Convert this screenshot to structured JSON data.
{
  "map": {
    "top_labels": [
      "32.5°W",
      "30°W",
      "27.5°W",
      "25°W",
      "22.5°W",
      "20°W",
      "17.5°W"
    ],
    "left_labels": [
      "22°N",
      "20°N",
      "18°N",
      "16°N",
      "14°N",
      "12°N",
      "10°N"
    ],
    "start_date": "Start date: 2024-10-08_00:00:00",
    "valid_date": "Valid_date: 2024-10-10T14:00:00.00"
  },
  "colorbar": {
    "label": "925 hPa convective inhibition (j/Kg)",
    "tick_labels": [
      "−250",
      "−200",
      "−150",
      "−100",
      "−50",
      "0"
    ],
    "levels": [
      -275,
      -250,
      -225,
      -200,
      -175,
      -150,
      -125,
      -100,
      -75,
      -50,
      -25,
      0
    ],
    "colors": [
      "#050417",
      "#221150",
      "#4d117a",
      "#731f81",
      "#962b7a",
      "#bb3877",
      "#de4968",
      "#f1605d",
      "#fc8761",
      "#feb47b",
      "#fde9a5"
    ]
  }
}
---
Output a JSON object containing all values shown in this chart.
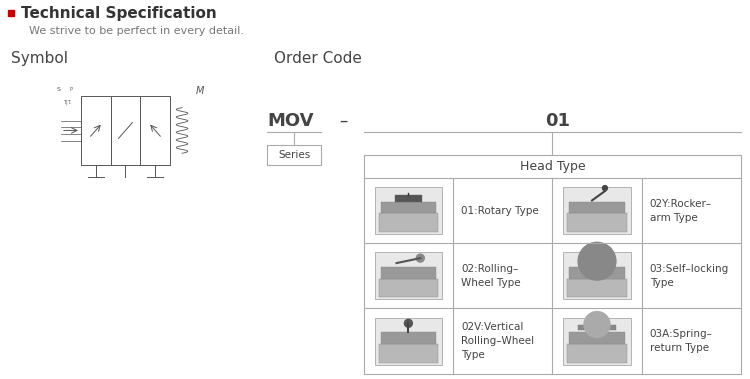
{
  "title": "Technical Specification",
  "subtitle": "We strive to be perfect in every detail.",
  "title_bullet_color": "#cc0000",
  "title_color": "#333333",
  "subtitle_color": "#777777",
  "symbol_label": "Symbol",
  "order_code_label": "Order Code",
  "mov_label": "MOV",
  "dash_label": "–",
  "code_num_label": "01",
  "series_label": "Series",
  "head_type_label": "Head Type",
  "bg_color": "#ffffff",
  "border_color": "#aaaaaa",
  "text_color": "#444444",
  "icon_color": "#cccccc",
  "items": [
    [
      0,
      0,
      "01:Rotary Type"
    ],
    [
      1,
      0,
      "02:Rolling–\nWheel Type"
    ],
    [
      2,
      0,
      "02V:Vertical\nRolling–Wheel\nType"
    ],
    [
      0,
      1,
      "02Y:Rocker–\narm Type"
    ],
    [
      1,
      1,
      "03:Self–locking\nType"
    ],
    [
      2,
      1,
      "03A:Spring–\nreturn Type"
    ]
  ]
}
---
EXERCISE AIM
Copy out every line from the data above that has "nType" in it.

WORKED SOLUTION
      "02V:Vertical\nRolling–Wheel\nType"
      "03:Self–locking\nType"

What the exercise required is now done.